-- START OF Stored data --

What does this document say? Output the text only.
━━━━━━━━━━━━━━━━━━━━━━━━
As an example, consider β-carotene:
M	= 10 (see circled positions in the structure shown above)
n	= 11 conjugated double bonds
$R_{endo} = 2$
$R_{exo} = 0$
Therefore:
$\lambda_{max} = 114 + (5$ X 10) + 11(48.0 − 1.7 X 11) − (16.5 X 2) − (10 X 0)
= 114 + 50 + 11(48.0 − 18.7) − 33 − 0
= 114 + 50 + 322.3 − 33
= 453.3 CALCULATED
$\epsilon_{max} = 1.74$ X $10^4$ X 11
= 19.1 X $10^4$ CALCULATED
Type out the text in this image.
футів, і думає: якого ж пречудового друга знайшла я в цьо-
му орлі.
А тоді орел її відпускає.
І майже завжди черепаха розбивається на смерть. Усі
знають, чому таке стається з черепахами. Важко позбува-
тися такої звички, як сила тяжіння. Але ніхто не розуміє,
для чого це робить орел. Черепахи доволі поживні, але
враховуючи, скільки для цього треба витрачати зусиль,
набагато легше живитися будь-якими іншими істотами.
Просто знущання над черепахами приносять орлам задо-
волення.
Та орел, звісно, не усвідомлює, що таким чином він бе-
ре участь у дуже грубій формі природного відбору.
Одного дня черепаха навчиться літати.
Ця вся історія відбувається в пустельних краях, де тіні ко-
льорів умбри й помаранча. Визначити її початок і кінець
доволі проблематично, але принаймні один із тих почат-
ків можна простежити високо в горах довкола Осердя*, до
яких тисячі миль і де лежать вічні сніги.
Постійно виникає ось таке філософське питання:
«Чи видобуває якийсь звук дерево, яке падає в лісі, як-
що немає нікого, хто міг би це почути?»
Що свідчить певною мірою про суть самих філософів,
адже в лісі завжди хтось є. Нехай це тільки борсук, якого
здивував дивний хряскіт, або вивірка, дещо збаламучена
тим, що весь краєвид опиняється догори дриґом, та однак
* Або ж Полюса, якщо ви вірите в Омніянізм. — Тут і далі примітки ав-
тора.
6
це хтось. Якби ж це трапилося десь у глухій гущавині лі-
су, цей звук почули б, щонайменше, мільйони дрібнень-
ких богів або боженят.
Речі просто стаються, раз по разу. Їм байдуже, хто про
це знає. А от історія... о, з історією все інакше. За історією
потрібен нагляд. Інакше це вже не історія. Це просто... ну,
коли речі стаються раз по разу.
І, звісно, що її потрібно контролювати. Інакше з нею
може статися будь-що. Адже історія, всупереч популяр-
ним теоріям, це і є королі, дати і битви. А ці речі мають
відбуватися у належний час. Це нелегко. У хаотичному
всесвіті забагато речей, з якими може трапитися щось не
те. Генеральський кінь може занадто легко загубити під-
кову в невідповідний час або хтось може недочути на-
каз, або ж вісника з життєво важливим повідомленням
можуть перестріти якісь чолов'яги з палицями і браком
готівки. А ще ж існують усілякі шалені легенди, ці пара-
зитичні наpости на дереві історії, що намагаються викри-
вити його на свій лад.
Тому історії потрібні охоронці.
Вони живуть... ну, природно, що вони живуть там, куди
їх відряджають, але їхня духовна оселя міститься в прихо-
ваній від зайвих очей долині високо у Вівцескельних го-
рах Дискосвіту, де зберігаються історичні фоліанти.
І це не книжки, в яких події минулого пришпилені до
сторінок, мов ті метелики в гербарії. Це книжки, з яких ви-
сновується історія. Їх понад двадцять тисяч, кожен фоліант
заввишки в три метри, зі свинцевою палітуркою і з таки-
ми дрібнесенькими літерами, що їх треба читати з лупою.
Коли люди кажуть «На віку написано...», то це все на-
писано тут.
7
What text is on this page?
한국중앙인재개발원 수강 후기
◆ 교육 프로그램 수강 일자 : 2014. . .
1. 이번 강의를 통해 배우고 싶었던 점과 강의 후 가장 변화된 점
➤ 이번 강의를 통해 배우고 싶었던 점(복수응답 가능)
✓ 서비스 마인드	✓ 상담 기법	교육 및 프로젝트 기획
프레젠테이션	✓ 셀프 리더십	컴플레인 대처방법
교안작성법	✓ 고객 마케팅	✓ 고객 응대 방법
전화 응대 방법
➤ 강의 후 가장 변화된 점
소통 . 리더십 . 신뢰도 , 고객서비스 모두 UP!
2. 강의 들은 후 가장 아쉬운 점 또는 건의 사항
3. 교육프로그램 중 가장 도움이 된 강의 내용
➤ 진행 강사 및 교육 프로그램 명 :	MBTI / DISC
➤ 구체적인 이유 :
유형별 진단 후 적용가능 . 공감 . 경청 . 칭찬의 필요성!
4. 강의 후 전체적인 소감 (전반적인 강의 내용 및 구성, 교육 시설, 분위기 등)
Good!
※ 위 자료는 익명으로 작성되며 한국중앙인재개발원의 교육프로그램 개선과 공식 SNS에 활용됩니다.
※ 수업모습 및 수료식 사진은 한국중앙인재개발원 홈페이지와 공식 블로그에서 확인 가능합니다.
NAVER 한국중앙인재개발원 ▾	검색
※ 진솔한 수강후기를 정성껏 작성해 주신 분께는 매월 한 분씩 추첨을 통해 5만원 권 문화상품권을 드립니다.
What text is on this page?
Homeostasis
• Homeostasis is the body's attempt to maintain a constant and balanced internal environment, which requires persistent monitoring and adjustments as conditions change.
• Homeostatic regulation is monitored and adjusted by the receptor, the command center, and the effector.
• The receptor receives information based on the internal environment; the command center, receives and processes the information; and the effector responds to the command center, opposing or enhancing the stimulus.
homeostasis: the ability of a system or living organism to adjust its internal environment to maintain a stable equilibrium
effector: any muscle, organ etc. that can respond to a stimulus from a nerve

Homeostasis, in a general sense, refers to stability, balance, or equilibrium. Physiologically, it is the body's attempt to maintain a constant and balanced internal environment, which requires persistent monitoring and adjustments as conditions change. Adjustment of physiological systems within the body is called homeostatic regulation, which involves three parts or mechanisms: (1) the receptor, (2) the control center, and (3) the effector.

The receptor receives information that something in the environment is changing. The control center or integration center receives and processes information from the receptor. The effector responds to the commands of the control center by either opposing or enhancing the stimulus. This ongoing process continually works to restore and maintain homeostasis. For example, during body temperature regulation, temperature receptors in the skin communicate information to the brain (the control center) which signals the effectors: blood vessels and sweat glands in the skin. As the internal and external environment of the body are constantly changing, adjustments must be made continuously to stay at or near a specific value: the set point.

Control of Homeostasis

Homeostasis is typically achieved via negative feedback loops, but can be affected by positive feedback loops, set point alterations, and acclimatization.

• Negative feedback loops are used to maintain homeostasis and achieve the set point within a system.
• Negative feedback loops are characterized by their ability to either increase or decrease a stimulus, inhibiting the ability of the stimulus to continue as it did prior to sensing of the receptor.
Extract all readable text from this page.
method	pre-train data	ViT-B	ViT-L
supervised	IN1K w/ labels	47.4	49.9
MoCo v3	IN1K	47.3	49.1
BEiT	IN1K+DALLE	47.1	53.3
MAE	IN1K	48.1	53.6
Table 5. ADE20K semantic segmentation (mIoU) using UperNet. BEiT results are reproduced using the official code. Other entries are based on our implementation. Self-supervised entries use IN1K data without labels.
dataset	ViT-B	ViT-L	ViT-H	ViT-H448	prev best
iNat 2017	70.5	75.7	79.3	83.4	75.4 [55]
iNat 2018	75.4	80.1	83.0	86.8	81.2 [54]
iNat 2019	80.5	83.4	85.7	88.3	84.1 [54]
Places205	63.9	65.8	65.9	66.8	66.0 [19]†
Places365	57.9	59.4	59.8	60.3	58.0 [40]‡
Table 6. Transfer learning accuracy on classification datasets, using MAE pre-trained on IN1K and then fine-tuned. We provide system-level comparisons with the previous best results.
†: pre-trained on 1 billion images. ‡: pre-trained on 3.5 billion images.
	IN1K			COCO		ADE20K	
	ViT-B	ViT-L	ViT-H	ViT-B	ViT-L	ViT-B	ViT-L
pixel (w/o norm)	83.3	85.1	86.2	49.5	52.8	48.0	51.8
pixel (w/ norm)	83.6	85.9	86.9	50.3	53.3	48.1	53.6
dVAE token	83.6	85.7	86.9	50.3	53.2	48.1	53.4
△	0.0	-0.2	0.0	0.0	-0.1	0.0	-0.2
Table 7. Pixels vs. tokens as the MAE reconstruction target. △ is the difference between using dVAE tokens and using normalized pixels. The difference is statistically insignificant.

-- END OF Stored data --

Goal of the exercise:
Of the lines in the entries above, how many include "може"? Only the number should be given.

Solution for this task:
4